# AIM
Copy every line that contains the string "method" from the entries below.

# MATERIAL TO PROCESS
>>>>>

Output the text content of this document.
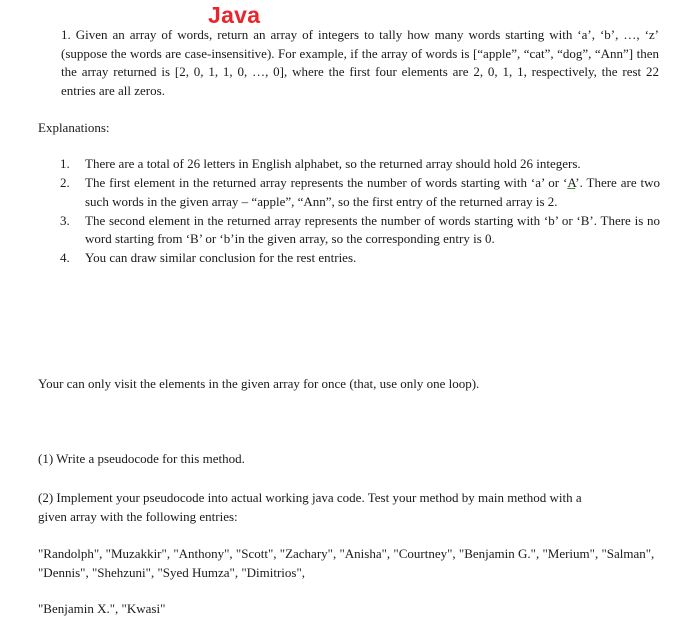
Java
1. Given an array of words, return an array of integers to tally how many words starting with ‘a’, ‘b’, …, ‘z’ (suppose the words are case-insensitive). For example, if the array of words is [“apple”, “cat”, “dog”, “Ann”] then the array returned is [2, 0, 1, 1, 0, …, 0], where the first four elements are 2, 0, 1, 1, respectively, the rest 22 entries are all zeros.
Explanations:
1.	There are a total of 26 letters in English alphabet, so the returned array should hold 26 integers.
2.	The first element in the returned array represents the number of words starting with ‘a’ or ‘A’. There are two such words in the given array – “apple”, “Ann”, so the first entry of the returned array is 2.
3.	The second element in the returned array represents the number of words starting with ‘b’ or ‘B’. There is no word starting from ‘B’ or ‘b’in the given array, so the corresponding entry is 0.
4.	You can draw similar conclusion for the rest entries.
Your can only visit the elements in the given array for once (that, use only one loop).
(1) Write a pseudocode for this method.
(2) Implement your pseudocode into actual working java code. Test your method by main method with a given array with the following entries:
"Randolph", "Muzakkir", "Anthony", "Scott", "Zachary", "Anisha", "Courtney", "Benjamin G.", "Merium", "Salman", "Dennis", "Shehzuni", "Syed Humza", "Dimitrios",
"Benjamin X.", "Kwasi"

<<<<<

# SOLUTION TO THIS TASK
(1) Write a pseudocode for this method.
(2) Implement your pseudocode into actual working java code. Test your method by main method with a given array with the following entries:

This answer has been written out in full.